= Prompt =
Print the records below word for word, but leave out the pictures.

= = =

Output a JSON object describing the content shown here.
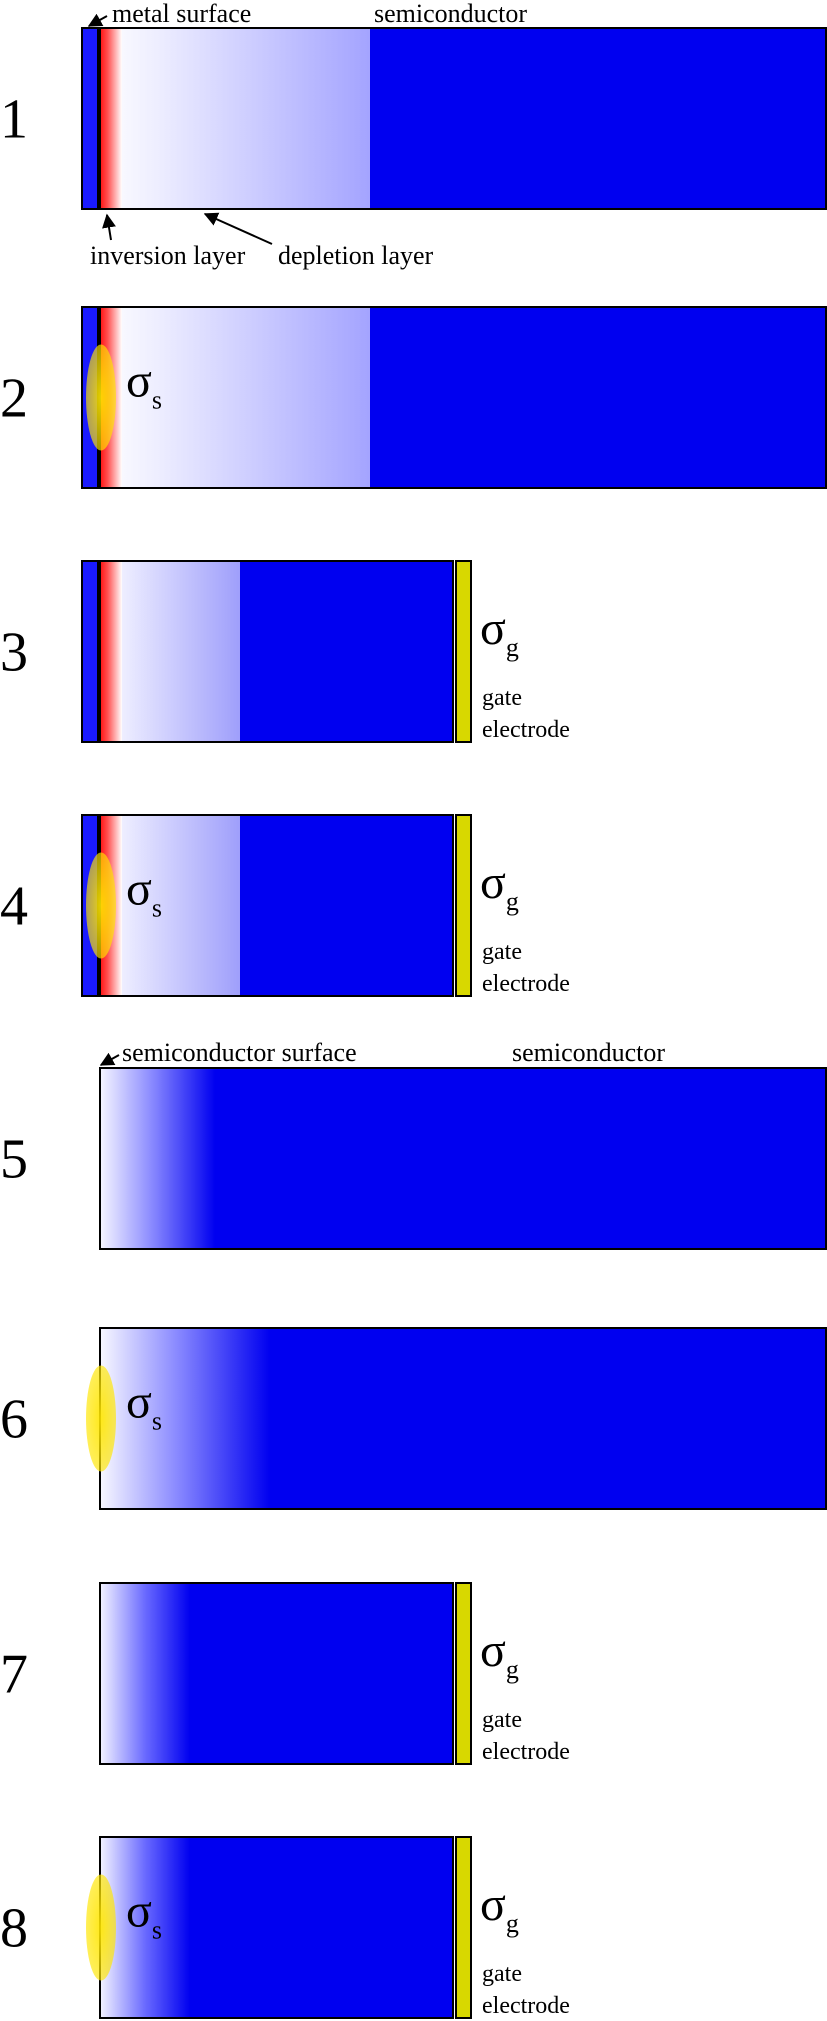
{
  "labels": {
    "metal_surface": "metal surface",
    "semiconductor": "semiconductor",
    "inversion_layer": "inversion layer",
    "depletion_layer": "depletion layer",
    "semiconductor_surface": "semiconductor surface",
    "gate_electrode_line1": "gate",
    "gate_electrode_line2": "electrode",
    "sigma": "σ",
    "sigma_s_sub": "s",
    "sigma_g_sub": "g"
  },
  "rows": [
    {
      "number": "1",
      "variant": "metal",
      "long": true,
      "sigma_s": false,
      "gate": false
    },
    {
      "number": "2",
      "variant": "metal",
      "long": true,
      "sigma_s": true,
      "gate": false
    },
    {
      "number": "3",
      "variant": "metal",
      "long": false,
      "sigma_s": false,
      "gate": true
    },
    {
      "number": "4",
      "variant": "metal",
      "long": false,
      "sigma_s": true,
      "gate": true
    },
    {
      "number": "5",
      "variant": "plain",
      "long": true,
      "sigma_s": false,
      "gate": false
    },
    {
      "number": "6",
      "variant": "plain",
      "long": true,
      "sigma_s": true,
      "gate": false
    },
    {
      "number": "7",
      "variant": "plain",
      "long": false,
      "sigma_s": false,
      "gate": true
    },
    {
      "number": "8",
      "variant": "plain",
      "long": false,
      "sigma_s": true,
      "gate": true
    }
  ],
  "colors": {
    "semiconductor_blue": "#0000f0",
    "metal_blue": "#1a1aff",
    "inversion_red": "#ff0000",
    "charge_yellow": "#ffe600",
    "gate_yellow": "#d8d800"
  }
}
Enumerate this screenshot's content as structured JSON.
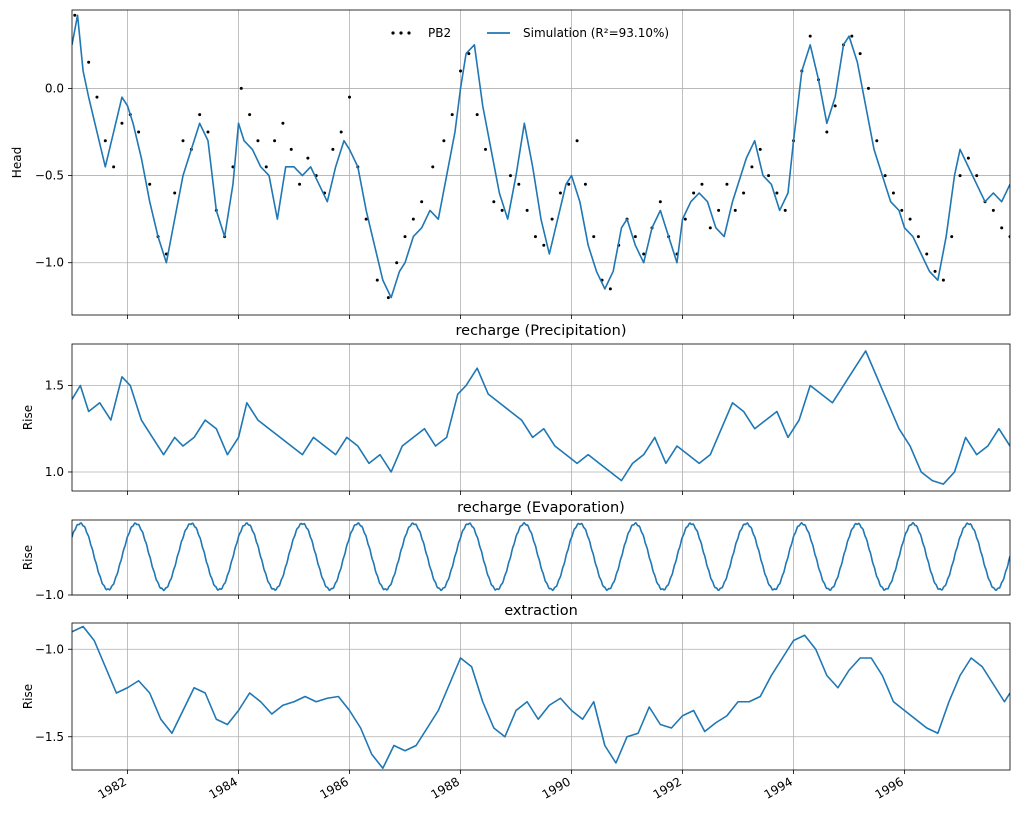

= = =

= Correct result =
Output a JSON object describing the content shown here.
{
  "labels": {
    "metal_surface": "metal surface",
    "semiconductor": "semiconductor",
    "inversion_layer": "inversion layer",
    "depletion_layer": "depletion layer",
    "semiconductor_surface": "semiconductor surface",
    "gate_electrode_line1": "gate",
    "gate_electrode_line2": "electrode",
    "sigma": "σ",
    "sigma_s_sub": "s",
    "sigma_g_sub": "g"
  },
  "rows": [
    {
      "number": "1",
      "variant": "metal",
      "long": true,
      "sigma_s": false,
      "gate": false
    },
    {
      "number": "2",
      "variant": "metal",
      "long": true,
      "sigma_s": true,
      "gate": false
    },
    {
      "number": "3",
      "variant": "metal",
      "long": false,
      "sigma_s": false,
      "gate": true
    },
    {
      "number": "4",
      "variant": "metal",
      "long": false,
      "sigma_s": true,
      "gate": true
    },
    {
      "number": "5",
      "variant": "plain",
      "long": true,
      "sigma_s": false,
      "gate": false
    },
    {
      "number": "6",
      "variant": "plain",
      "long": true,
      "sigma_s": true,
      "gate": false
    },
    {
      "number": "7",
      "variant": "plain",
      "long": false,
      "sigma_s": false,
      "gate": true
    },
    {
      "number": "8",
      "variant": "plain",
      "long": false,
      "sigma_s": true,
      "gate": true
    }
  ],
  "colors": {
    "semiconductor_blue": "#0000f0",
    "metal_blue": "#1a1aff",
    "inversion_red": "#ff0000",
    "charge_yellow": "#ffe600",
    "gate_yellow": "#d8d800"
  }
}
Enumerate this screenshot's content as structured JSON.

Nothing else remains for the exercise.